What is expected
Verbatim output of all the material below is required.

Stored items from a collection
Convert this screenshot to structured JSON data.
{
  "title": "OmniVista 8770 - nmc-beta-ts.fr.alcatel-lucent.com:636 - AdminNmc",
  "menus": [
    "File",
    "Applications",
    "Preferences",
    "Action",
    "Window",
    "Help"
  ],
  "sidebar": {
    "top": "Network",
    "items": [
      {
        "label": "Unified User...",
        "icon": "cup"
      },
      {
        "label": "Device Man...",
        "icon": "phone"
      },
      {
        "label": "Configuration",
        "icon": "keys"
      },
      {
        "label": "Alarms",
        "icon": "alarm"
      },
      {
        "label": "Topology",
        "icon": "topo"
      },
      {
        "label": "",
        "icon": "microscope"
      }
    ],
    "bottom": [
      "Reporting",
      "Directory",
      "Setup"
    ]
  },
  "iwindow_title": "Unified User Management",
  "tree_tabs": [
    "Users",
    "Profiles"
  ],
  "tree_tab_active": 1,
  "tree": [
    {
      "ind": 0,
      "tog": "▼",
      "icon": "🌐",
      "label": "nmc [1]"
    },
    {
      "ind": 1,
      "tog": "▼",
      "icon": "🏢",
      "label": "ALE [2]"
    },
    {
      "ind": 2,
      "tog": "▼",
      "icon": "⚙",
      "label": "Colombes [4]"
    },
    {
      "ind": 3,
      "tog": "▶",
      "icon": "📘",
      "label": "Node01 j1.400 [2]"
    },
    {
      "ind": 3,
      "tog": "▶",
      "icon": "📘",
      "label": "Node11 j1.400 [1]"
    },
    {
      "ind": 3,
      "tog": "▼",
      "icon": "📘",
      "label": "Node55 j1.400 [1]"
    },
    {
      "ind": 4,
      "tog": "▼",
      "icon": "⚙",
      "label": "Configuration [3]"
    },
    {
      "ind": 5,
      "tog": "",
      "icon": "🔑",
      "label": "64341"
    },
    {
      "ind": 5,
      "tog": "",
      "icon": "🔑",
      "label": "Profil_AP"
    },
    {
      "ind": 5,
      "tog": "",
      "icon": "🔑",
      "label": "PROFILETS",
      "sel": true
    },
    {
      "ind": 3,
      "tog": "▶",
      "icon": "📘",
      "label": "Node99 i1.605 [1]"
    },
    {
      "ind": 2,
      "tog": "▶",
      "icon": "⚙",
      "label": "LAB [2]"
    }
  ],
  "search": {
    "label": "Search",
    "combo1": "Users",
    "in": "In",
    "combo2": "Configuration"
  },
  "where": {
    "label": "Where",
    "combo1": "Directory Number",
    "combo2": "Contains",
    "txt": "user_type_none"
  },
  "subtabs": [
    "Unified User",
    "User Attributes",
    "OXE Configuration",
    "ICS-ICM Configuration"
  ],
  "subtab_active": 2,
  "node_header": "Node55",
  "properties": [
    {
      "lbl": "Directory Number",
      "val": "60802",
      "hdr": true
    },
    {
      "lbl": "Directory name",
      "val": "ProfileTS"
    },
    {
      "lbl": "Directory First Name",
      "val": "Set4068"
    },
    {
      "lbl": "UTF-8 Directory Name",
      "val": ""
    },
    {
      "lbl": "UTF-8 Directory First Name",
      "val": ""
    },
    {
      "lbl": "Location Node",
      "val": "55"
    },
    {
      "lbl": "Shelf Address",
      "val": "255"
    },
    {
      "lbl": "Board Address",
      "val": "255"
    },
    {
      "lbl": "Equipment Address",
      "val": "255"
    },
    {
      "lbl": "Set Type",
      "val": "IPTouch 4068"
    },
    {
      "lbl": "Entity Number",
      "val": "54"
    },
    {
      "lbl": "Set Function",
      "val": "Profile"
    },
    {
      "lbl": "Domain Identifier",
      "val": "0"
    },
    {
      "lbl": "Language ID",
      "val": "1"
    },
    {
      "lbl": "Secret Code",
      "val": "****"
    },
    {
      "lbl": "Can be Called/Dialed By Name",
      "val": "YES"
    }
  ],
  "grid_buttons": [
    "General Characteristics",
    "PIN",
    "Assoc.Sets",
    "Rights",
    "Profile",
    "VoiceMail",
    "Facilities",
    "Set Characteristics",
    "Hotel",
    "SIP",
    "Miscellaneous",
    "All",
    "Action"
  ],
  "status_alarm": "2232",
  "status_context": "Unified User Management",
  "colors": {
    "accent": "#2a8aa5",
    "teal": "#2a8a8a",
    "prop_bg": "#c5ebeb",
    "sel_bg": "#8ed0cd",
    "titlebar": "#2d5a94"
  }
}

Full solution
Convert this screenshot to structured JSON data.
{
  "title": "OmniVista 8770 - nmc-beta-ts.fr.alcatel-lucent.com:636 - AdminNmc",
  "menus": [
    "File",
    "Applications",
    "Preferences",
    "Action",
    "Window",
    "Help"
  ],
  "sidebar": {
    "top": "Network",
    "items": [
      {
        "label": "Unified User...",
        "icon": "cup"
      },
      {
        "label": "Device Man...",
        "icon": "phone"
      },
      {
        "label": "Configuration",
        "icon": "keys"
      },
      {
        "label": "Alarms",
        "icon": "alarm"
      },
      {
        "label": "Topology",
        "icon": "topo"
      },
      {
        "label": "",
        "icon": "microscope"
      }
    ],
    "bottom": [
      "Reporting",
      "Directory",
      "Setup"
    ]
  },
  "iwindow_title": "Unified User Management",
  "tree_tabs": [
    "Users",
    "Profiles"
  ],
  "tree_tab_active": 1,
  "tree": [
    {
      "ind": 0,
      "tog": "▼",
      "icon": "🌐",
      "label": "nmc [1]"
    },
    {
      "ind": 1,
      "tog": "▼",
      "icon": "🏢",
      "label": "ALE [2]"
    },
    {
      "ind": 2,
      "tog": "▼",
      "icon": "⚙",
      "label": "Colombes [4]"
    },
    {
      "ind": 3,
      "tog": "▶",
      "icon": "📘",
      "label": "Node01 j1.400 [2]"
    },
    {
      "ind": 3,
      "tog": "▶",
      "icon": "📘",
      "label": "Node11 j1.400 [1]"
    },
    {
      "ind": 3,
      "tog": "▼",
      "icon": "📘",
      "label": "Node55 j1.400 [1]"
    },
    {
      "ind": 4,
      "tog": "▼",
      "icon": "⚙",
      "label": "Configuration [3]"
    },
    {
      "ind": 5,
      "tog": "",
      "icon": "🔑",
      "label": "64341"
    },
    {
      "ind": 5,
      "tog": "",
      "icon": "🔑",
      "label": "Profil_AP"
    },
    {
      "ind": 5,
      "tog": "",
      "icon": "🔑",
      "label": "PROFILETS",
      "sel": true
    },
    {
      "ind": 3,
      "tog": "▶",
      "icon": "📘",
      "label": "Node99 i1.605 [1]"
    },
    {
      "ind": 2,
      "tog": "▶",
      "icon": "⚙",
      "label": "LAB [2]"
    }
  ],
  "search": {
    "label": "Search",
    "combo1": "Users",
    "in": "In",
    "combo2": "Configuration"
  },
  "where": {
    "label": "Where",
    "combo1": "Directory Number",
    "combo2": "Contains",
    "txt": "user_type_none"
  },
  "subtabs": [
    "Unified User",
    "User Attributes",
    "OXE Configuration",
    "ICS-ICM Configuration"
  ],
  "subtab_active": 2,
  "node_header": "Node55",
  "properties": [
    {
      "lbl": "Directory Number",
      "val": "60802",
      "hdr": true
    },
    {
      "lbl": "Directory name",
      "val": "ProfileTS"
    },
    {
      "lbl": "Directory First Name",
      "val": "Set4068"
    },
    {
      "lbl": "UTF-8 Directory Name",
      "val": ""
    },
    {
      "lbl": "UTF-8 Directory First Name",
      "val": ""
    },
    {
      "lbl": "Location Node",
      "val": "55"
    },
    {
      "lbl": "Shelf Address",
      "val": "255"
    },
    {
      "lbl": "Board Address",
      "val": "255"
    },
    {
      "lbl": "Equipment Address",
      "val": "255"
    },
    {
      "lbl": "Set Type",
      "val": "IPTouch 4068"
    },
    {
      "lbl": "Entity Number",
      "val": "54"
    },
    {
      "lbl": "Set Function",
      "val": "Profile"
    },
    {
      "lbl": "Domain Identifier",
      "val": "0"
    },
    {
      "lbl": "Language ID",
      "val": "1"
    },
    {
      "lbl": "Secret Code",
      "val": "****"
    },
    {
      "lbl": "Can be Called/Dialed By Name",
      "val": "YES"
    }
  ],
  "grid_buttons": [
    "General Characteristics",
    "PIN",
    "Assoc.Sets",
    "Rights",
    "Profile",
    "VoiceMail",
    "Facilities",
    "Set Characteristics",
    "Hotel",
    "SIP",
    "Miscellaneous",
    "All",
    "Action"
  ],
  "status_alarm": "2232",
  "status_context": "Unified User Management",
  "colors": {
    "accent": "#2a8aa5",
    "teal": "#2a8a8a",
    "prop_bg": "#c5ebeb",
    "sel_bg": "#8ed0cd",
    "titlebar": "#2d5a94"
  }
}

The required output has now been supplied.